What you will do: Copy every line of the records below that holds the word "heterogeneity".
* start Dataset extract *
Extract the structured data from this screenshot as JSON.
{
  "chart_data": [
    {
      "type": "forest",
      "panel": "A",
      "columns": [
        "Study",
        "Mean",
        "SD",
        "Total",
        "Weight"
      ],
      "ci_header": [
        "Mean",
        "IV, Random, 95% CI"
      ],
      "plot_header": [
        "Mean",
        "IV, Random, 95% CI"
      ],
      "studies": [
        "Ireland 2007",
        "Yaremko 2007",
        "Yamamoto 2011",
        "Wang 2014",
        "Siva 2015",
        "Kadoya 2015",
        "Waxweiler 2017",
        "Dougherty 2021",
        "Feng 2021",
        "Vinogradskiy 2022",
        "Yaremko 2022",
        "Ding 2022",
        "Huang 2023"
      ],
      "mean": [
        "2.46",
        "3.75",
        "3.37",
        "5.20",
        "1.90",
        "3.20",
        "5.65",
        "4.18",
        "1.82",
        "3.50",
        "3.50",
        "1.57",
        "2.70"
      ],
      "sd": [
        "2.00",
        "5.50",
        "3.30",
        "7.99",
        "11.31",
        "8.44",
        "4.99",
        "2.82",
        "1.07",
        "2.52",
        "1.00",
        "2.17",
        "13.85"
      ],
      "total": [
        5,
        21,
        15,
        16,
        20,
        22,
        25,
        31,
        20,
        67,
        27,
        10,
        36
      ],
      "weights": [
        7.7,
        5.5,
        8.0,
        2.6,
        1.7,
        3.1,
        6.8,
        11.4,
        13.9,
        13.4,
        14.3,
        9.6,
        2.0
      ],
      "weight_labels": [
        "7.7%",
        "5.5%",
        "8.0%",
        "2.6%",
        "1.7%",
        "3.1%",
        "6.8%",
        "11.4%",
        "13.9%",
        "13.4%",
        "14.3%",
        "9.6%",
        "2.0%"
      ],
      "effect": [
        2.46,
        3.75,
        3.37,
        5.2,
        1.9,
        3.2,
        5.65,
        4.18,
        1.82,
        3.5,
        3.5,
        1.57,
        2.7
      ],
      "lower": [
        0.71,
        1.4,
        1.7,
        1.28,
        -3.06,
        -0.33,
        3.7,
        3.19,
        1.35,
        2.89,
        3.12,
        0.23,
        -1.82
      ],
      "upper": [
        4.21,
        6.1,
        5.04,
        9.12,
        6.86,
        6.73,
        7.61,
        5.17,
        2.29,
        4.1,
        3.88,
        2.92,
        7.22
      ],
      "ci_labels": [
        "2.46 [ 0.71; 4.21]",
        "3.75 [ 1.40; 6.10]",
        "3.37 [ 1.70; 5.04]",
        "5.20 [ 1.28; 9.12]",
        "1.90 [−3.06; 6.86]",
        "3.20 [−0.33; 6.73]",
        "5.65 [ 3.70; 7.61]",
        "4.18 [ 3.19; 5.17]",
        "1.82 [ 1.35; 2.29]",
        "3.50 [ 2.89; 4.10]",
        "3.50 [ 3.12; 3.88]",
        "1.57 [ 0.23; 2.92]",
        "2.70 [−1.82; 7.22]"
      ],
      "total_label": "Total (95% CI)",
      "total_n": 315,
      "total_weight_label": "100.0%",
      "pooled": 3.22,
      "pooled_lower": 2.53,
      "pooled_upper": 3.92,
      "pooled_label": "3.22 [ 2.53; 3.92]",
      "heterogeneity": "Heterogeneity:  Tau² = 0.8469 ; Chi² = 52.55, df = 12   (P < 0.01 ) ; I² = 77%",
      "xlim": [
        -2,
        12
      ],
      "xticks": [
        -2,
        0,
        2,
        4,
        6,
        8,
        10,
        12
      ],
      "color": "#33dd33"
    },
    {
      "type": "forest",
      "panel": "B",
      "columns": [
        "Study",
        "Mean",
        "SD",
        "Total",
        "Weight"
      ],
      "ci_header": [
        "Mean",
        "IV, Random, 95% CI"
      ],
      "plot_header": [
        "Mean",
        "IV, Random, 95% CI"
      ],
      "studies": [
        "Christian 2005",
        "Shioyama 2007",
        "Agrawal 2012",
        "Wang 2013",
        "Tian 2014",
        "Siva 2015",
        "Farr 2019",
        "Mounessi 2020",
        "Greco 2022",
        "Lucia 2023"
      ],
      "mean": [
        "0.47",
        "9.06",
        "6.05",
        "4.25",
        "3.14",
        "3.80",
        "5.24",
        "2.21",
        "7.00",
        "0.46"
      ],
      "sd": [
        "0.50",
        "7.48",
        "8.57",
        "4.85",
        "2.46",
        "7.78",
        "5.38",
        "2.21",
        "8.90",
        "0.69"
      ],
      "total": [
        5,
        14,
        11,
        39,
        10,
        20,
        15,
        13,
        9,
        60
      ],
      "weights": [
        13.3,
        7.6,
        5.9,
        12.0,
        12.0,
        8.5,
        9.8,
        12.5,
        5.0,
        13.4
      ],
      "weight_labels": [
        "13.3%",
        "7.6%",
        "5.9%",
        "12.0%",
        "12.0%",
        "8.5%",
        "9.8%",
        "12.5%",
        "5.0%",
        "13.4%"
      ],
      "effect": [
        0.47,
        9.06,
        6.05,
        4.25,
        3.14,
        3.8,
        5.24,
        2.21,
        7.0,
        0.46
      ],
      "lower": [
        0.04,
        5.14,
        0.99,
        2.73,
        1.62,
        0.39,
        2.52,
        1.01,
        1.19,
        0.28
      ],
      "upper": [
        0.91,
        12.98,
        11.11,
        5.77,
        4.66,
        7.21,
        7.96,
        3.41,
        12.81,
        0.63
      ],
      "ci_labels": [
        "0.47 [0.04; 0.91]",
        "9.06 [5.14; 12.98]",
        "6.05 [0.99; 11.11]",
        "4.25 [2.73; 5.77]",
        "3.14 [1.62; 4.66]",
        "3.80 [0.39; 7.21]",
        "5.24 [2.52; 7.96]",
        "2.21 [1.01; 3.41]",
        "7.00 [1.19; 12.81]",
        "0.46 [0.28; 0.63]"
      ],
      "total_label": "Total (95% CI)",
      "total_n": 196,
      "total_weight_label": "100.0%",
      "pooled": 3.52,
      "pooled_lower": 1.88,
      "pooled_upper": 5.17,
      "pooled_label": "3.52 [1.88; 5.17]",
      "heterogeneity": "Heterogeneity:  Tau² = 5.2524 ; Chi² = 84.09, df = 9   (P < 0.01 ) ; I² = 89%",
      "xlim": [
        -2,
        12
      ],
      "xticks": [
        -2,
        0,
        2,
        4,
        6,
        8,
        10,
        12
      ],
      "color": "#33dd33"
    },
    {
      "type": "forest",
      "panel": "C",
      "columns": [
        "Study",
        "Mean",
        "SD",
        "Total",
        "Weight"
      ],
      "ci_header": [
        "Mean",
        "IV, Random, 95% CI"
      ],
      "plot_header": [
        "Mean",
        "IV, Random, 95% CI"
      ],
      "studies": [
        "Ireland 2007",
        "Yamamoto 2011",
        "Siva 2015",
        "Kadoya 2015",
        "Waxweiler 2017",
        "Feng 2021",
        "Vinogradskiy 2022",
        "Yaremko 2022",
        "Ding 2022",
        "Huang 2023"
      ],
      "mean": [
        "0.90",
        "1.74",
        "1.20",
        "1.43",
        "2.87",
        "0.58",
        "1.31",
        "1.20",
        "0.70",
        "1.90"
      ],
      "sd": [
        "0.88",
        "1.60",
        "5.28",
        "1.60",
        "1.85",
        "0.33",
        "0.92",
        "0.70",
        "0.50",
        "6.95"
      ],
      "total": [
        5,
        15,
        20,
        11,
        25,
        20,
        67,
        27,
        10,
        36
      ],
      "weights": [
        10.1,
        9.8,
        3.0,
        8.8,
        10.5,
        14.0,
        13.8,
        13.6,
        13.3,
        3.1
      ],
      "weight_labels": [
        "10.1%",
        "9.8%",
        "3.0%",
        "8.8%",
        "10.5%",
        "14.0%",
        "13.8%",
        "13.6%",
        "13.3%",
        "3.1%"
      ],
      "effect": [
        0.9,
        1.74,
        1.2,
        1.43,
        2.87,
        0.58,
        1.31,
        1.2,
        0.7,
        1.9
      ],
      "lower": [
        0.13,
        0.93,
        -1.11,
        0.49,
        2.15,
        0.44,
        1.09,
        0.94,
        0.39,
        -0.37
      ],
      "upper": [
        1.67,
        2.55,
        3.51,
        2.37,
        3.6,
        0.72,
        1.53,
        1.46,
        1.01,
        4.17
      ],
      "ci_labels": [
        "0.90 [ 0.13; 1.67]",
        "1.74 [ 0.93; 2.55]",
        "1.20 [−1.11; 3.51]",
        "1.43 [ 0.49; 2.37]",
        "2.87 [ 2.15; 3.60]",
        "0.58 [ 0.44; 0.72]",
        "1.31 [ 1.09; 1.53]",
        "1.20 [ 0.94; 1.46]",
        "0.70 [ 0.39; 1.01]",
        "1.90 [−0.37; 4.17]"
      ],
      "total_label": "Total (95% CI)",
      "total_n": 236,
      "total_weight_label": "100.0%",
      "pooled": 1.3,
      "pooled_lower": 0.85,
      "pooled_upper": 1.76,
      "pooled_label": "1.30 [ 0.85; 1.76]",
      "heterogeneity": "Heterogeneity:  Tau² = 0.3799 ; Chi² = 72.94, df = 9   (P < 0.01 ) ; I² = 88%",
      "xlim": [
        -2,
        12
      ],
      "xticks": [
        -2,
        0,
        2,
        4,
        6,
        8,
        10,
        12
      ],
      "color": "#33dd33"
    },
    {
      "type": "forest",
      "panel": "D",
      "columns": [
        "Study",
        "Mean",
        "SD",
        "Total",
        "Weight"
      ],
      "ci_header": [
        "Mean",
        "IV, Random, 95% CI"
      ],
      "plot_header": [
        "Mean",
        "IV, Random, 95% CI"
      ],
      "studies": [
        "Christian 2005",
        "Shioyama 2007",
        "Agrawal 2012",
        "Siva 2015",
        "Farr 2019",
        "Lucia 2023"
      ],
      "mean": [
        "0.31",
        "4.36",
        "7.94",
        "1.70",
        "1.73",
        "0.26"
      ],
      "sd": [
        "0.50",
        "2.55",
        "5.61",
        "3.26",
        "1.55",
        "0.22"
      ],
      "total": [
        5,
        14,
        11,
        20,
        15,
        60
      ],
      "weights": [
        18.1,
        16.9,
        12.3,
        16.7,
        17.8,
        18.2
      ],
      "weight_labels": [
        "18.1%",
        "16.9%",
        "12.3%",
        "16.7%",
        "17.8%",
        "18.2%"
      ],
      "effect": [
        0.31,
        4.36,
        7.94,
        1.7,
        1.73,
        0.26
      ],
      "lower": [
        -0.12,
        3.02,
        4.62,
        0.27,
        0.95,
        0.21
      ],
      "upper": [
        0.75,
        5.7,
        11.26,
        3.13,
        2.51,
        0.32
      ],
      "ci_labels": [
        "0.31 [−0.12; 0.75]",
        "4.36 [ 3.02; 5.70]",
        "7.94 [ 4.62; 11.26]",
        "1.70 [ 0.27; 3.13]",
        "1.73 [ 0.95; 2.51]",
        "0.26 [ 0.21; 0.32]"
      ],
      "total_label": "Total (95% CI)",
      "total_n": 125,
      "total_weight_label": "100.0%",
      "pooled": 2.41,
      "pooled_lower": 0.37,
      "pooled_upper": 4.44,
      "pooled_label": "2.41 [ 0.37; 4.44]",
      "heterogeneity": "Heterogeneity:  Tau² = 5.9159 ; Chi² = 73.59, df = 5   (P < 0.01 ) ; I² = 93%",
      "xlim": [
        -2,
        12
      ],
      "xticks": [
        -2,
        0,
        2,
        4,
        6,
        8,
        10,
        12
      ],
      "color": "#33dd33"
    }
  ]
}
* end Dataset extract *
Solution for this exercise:
      "heterogeneity": "Heterogeneity:  Tau² = 0.8469 ; Chi² = 52.55, df = 12   (P < 0.01 ) ; I² = 77%",
      "heterogeneity": "Heterogeneity:  Tau² = 5.2524 ; Chi² = 84.09, df = 9   (P < 0.01 ) ; I² = 89%",
      "heterogeneity": "Heterogeneity:  Tau² = 0.3799 ; Chi² = 72.94, df = 9   (P < 0.01 ) ; I² = 88%",
      "heterogeneity": "Heterogeneity:  Tau² = 5.9159 ; Chi² = 73.59, df = 5   (P < 0.01 ) ; I² = 93%",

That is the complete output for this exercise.